■ The request ■
What number of lines contain the word "graphic"? Reply with the number and nothing else.

□ □ □ □

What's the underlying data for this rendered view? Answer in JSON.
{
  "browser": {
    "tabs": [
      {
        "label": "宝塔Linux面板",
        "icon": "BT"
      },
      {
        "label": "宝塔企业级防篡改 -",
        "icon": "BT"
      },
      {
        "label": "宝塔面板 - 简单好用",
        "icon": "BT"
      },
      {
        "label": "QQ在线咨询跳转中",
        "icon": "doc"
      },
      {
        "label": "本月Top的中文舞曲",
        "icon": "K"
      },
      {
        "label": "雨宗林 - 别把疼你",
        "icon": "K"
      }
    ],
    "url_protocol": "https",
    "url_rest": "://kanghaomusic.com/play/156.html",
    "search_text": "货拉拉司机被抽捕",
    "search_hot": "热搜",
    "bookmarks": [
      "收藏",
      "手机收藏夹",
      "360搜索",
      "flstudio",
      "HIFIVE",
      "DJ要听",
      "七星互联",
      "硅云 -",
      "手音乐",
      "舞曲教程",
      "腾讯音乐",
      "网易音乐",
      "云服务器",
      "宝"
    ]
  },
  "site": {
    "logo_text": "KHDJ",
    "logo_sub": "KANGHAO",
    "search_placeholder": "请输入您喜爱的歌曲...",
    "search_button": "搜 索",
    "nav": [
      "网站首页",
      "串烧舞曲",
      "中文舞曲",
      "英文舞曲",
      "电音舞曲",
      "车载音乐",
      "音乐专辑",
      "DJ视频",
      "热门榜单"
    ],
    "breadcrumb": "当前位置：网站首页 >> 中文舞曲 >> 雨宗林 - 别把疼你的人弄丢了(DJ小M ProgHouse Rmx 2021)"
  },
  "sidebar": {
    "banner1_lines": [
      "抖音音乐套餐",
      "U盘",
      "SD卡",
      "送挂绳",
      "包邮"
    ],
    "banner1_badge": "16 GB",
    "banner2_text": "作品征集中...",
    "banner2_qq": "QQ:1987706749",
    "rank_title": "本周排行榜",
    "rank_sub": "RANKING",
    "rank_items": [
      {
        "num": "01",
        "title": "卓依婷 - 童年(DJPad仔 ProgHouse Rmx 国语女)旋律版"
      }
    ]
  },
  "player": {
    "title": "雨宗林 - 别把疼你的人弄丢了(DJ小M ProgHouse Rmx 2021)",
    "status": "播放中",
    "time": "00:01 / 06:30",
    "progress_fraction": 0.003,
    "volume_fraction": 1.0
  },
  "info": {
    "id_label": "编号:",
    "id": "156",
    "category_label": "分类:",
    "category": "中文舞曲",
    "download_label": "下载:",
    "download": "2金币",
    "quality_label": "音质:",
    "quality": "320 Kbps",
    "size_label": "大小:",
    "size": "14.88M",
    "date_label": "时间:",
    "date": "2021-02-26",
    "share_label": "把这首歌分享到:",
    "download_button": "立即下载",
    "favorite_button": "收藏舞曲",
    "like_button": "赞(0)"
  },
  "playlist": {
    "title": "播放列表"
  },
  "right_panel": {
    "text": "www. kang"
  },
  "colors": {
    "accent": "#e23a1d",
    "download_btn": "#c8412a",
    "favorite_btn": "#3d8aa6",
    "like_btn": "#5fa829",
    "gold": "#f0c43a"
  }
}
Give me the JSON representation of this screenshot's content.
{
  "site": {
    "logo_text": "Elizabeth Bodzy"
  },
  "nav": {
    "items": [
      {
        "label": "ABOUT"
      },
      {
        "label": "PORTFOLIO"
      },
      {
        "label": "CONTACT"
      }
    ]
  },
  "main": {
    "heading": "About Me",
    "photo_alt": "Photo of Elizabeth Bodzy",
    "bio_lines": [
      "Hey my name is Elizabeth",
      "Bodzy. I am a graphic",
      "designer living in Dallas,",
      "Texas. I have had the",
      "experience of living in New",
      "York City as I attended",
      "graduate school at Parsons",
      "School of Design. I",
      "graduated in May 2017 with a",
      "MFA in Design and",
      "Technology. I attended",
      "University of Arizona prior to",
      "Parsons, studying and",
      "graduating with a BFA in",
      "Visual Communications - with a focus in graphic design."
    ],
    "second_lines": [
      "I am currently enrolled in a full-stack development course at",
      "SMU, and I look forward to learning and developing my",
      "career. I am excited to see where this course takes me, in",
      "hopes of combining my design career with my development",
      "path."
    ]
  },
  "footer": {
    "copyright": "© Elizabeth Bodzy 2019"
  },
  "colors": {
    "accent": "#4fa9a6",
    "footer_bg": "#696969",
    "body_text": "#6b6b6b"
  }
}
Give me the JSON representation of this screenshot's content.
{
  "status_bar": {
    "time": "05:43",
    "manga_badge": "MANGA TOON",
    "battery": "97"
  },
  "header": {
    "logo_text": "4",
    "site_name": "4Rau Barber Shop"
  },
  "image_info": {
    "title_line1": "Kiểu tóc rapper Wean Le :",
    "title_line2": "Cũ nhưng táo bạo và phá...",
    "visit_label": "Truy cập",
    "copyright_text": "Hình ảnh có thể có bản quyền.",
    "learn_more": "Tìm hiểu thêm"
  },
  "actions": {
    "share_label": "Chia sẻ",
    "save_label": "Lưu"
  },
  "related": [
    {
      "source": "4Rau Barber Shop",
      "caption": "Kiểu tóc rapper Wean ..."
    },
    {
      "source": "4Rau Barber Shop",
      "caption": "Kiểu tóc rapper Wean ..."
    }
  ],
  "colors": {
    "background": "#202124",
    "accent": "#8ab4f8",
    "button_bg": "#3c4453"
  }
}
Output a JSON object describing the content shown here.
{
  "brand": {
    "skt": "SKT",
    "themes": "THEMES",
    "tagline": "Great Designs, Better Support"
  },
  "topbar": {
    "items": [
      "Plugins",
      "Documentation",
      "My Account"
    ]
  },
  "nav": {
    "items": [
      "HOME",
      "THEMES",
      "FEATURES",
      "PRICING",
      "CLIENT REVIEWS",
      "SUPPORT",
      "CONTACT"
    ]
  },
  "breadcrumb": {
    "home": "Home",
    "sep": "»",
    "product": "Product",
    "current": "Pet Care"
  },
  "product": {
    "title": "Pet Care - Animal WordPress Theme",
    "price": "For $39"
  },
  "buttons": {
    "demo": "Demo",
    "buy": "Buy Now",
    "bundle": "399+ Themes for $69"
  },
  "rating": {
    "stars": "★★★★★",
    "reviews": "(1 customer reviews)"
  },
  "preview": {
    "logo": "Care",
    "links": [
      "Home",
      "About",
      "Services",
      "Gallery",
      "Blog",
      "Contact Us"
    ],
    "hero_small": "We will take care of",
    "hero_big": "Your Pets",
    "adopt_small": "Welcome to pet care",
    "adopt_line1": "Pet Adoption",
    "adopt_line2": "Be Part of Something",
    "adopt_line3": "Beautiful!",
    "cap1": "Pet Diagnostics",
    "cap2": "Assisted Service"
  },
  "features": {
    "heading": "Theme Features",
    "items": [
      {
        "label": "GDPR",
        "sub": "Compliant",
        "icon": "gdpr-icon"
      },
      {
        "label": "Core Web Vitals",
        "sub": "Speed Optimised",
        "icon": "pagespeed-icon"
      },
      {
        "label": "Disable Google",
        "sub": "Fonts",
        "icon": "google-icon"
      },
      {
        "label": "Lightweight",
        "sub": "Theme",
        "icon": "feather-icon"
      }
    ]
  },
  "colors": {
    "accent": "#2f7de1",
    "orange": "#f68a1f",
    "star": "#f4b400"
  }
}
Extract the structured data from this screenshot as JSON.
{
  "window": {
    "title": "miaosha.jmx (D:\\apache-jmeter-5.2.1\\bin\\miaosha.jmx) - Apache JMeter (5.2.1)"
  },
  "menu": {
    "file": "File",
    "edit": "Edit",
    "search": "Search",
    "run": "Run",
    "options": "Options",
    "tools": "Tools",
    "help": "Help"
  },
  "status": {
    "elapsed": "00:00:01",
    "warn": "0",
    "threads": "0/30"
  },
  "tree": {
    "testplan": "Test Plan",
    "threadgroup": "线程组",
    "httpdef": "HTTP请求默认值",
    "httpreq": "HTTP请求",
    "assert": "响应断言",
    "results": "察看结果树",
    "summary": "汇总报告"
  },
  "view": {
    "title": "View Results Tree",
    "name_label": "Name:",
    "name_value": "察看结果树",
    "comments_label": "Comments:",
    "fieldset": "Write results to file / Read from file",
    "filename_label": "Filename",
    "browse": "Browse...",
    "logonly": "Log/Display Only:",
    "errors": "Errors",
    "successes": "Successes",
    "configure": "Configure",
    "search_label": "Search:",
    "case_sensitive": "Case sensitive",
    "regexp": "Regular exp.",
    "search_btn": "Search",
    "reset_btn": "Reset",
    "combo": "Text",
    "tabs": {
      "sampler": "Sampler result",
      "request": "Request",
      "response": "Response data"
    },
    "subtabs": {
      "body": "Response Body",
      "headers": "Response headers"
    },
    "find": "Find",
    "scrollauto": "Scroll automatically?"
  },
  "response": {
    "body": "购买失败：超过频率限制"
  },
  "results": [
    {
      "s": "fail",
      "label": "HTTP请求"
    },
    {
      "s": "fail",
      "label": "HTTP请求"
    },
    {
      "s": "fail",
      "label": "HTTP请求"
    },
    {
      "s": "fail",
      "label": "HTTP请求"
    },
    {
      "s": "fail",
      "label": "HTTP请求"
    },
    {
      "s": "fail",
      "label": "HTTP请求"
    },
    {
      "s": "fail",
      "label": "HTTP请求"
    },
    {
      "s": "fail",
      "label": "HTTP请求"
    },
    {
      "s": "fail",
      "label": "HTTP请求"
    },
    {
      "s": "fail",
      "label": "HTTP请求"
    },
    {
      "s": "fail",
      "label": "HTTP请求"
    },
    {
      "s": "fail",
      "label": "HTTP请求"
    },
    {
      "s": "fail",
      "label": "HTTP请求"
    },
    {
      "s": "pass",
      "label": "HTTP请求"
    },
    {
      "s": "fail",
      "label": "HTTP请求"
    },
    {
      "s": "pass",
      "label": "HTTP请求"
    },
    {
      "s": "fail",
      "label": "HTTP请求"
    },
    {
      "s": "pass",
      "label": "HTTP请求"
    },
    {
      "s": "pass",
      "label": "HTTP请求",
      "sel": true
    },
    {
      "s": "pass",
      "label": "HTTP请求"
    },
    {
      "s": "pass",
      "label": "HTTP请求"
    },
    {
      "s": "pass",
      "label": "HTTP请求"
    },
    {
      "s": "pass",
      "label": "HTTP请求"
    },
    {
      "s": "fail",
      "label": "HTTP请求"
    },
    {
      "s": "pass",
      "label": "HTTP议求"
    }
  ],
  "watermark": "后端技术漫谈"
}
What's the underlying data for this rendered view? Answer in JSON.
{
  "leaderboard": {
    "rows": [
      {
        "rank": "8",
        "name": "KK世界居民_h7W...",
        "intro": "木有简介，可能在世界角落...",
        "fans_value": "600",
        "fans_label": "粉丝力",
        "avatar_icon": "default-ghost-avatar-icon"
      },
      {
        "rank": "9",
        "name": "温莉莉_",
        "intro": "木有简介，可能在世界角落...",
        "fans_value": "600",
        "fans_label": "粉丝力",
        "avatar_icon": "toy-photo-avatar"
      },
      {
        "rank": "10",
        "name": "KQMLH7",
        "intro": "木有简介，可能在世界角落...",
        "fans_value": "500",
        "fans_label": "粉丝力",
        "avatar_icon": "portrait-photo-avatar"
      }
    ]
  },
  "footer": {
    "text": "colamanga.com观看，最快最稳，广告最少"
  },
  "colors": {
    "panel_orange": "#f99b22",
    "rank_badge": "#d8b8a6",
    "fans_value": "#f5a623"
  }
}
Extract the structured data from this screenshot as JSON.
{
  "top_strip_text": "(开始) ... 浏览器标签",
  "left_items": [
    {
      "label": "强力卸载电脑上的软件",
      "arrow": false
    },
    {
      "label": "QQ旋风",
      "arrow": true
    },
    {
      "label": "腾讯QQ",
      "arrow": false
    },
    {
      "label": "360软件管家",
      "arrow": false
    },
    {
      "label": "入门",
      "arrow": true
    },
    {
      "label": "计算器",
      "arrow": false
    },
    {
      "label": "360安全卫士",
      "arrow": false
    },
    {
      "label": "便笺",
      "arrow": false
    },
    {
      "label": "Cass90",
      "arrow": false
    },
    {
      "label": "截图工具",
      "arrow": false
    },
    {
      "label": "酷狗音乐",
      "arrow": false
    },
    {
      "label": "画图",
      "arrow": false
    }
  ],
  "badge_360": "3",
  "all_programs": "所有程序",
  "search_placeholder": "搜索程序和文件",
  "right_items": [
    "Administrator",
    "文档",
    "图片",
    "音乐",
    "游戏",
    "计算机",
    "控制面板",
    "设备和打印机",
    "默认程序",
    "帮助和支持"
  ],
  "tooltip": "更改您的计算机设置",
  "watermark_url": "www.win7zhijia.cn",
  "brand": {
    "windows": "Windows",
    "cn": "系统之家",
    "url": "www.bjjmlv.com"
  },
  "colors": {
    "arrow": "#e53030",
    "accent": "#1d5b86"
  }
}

□ □ □ □

■ Task answer ■
2